→ WRITTEN TASK 1
Answer these questions using the essay about time passing:
(a) In what year was the narrator born?
(b) How many other families shared the "party line" on the narrator's home telephone?
(c) When did automobiles and air travel become popular?
→ WRITTEN TASK 2
In the essay about time passing, find every way of getting around that people used before automobiles and air travel became popular, and list them.

→ TEXT

+++++

Have you ever sensed life passing so fast that you couldn't keep up with it? Every ten days we have to do laundry, and I constantly say, "I just did laundry yesterday!" Christmas always takes me by surprise.
I turn 75 this summer; yet I'm sure I turned 17 only a few months ago. I heard of someone doing this with their age, so I tried it and was amazed by what I saw. I imagined a tack pinning the end of a string on 1947, the year I was born. Then I extended that string up to 2022 and thought about the world events, social changes, personal growth and technical advancements that happened in that time period.
The first thing I noticed was how close I had come to World War II. My birth came around 670 days after it ended and only a little over 800 days after allied soldiers liberated prisoners from Hitler's death camps. I am not mentioning important history such as the Vietnam War or the Civil Rights Movement. I will stick with simpler things that affected my life.
When I was 12, we shared a "party line" on our home telephone with eight other families. Neighbors often asked me how long I was going to talk to my girlfriend because they needed to use the phone. Our high school teacher introduced electric typewriters, and I complained about such a light key pressure. We actually had to go to a theatre to see a movie. Transportation advanced rapidly over those years, and I never imagined satellites circling the globe or telescopes filming distant galaxies from space.
I remember seeing a computer in the '70s that took up a whole room. We now have more power than that in our cell phones. Futuristic programs predicted the use of phones that did not need to be plugged in, but I don't recall anyone saying we could take pictures, search the web for a restaurant, or watch a movie on our phone. I do remember people saying that we were going to have lots of free time when appliances and computers helped us with our work, but I don't think anyone thought about instant access with instant expectations.
Now let's go back to 1947 and swing the string backwards 75 years to 1872. We pass through two world wars, the beginnings of radio, television, the telephone and electricity. It was not that long ago that people moved by walking, riding horses, riding in animal-led carts, boats and, relatively recently, trains. Automobiles and air travel did not become popular until the early 1900s. (Think of all the thousands of years before this change!)

+++++

A run of records:
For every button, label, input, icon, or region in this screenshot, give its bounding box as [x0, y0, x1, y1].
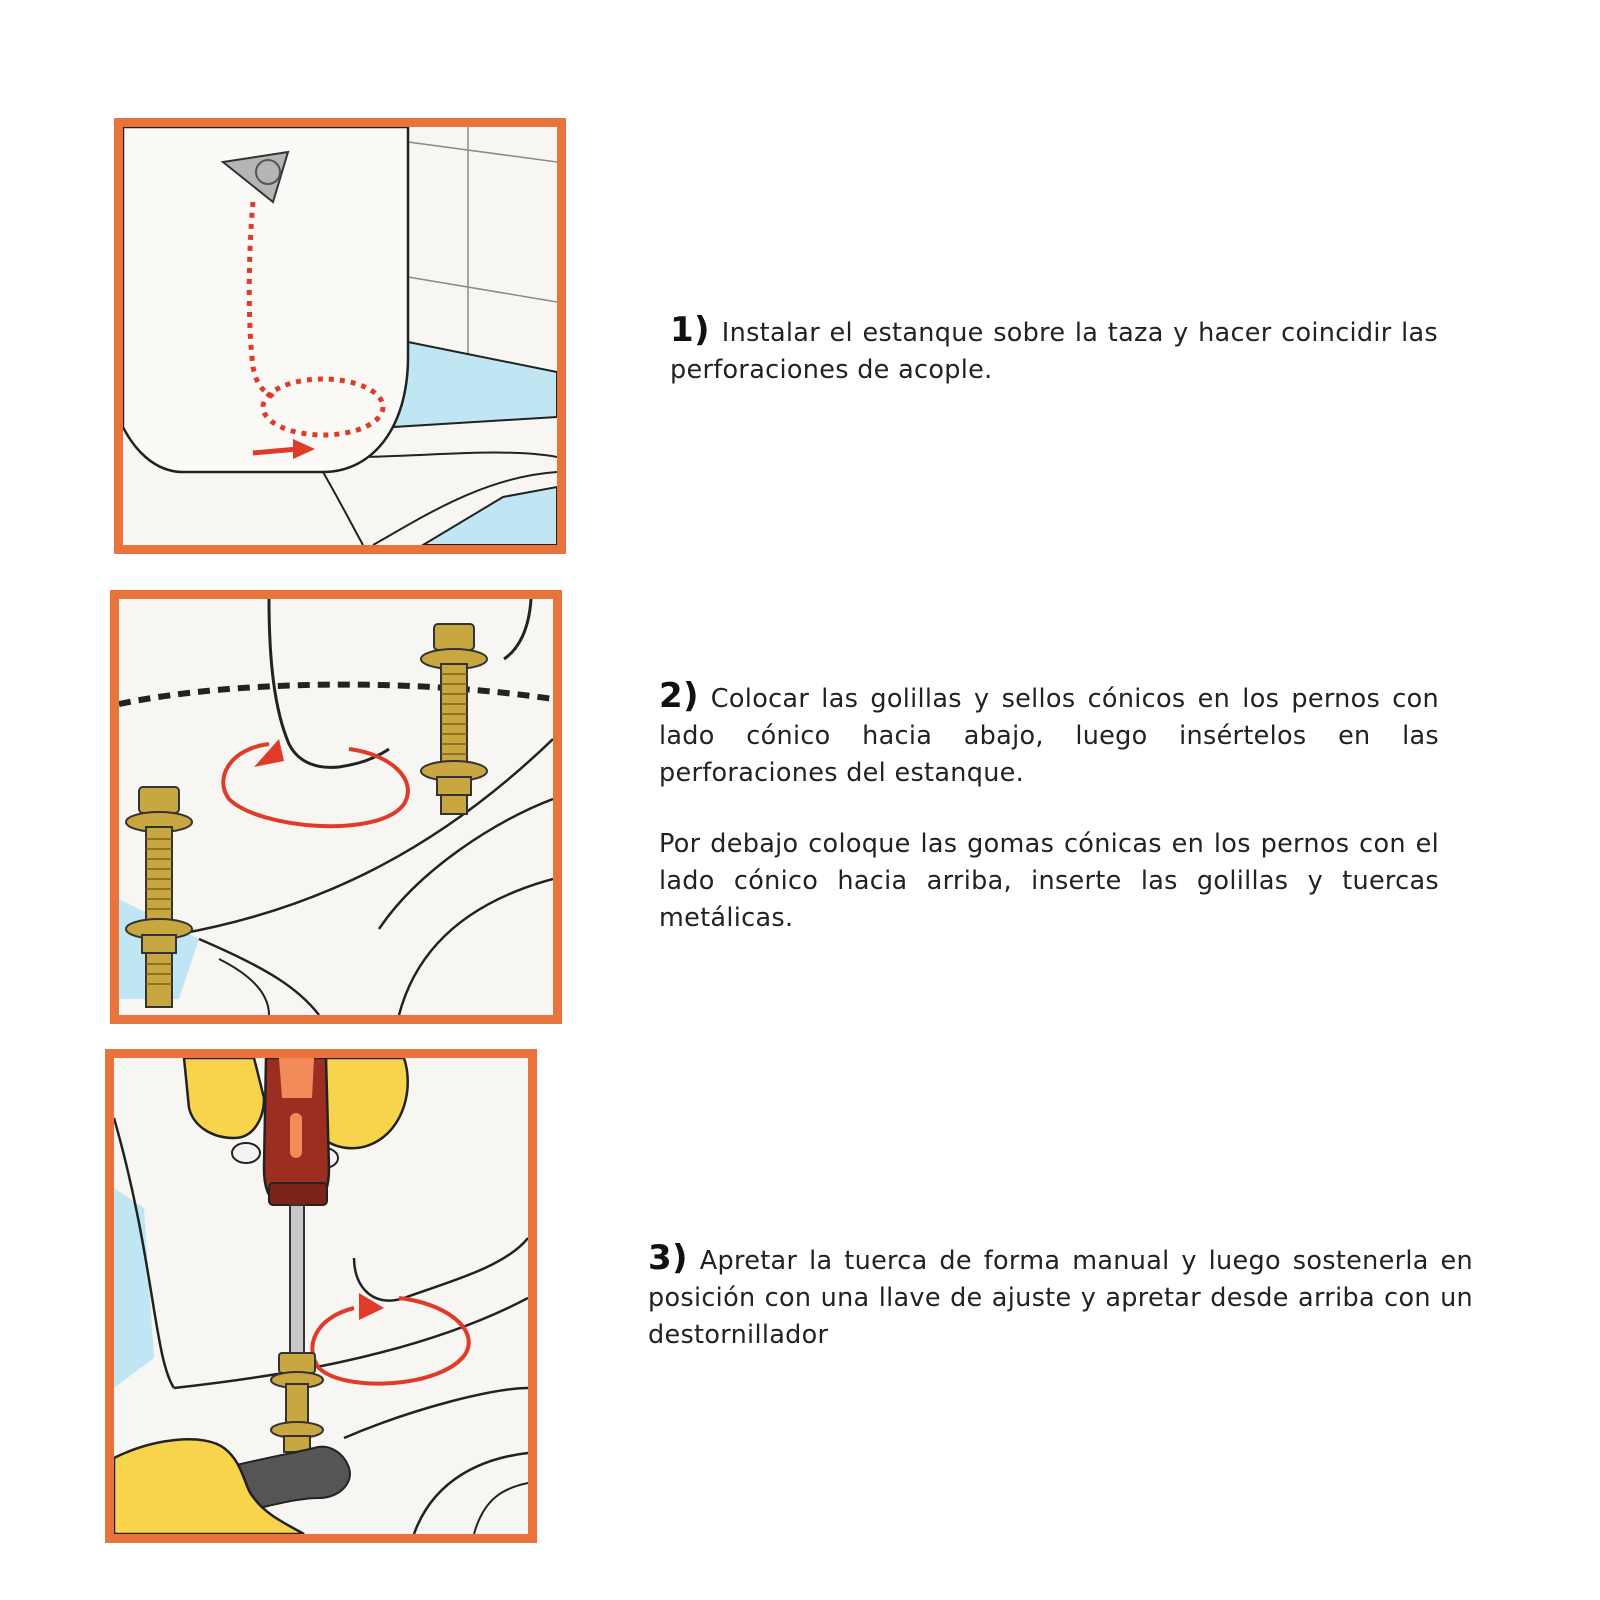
- screwdriver-tighten-illustration: [114, 1058, 528, 1534]
- tank-alignment-illustration: [123, 127, 557, 545]
- step-3-number: 3): [648, 1238, 688, 1278]
- step-2: [659, 678, 1439, 937]
- step-2-text-2: Por debajo coloque las gomas cónicas en los pernos con el lado cónico hacia arriba, inserte las golillas y tuercas metálicas.: [659, 829, 1439, 933]
- step-1-text: Instalar el estanque sobre la taza y hacer coincidir las perforaciones de acople.: [670, 318, 1438, 385]
- step-1-paragraph: [670, 312, 1438, 389]
- step-2-paragraph: [659, 678, 1439, 792]
- step-3-paragraph: [648, 1240, 1473, 1354]
- step-3-text: Apretar la tuerca de forma manual y luego sostenerla en posición con una llave de ajuste y apretar desde arriba con un destornillador: [648, 1246, 1473, 1350]
- step-2-illustration: [110, 590, 562, 1024]
- step-2-text: Colocar las golillas y sellos cónicos en los pernos con lado cónico hacia abajo, luego insértelos en las perforaciones del estanque.: [659, 684, 1439, 788]
- step-1-illustration: [114, 118, 566, 554]
- step-3: [648, 1240, 1473, 1354]
- step-1: [670, 312, 1438, 389]
- step-2-number: 2): [659, 676, 699, 716]
- step-1-number: 1): [670, 310, 710, 350]
- bolts-washers-illustration: [119, 599, 553, 1015]
- step-3-illustration: [105, 1049, 537, 1543]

+++++

→ WRITTEN RESPONSE 1
(a) 1947
(b) Eight
(c) In the early 1900s

→ WRITTEN RESPONSE 2
- Walking
- Riding horses
- Riding in animal-led carts
- Boats
- Trains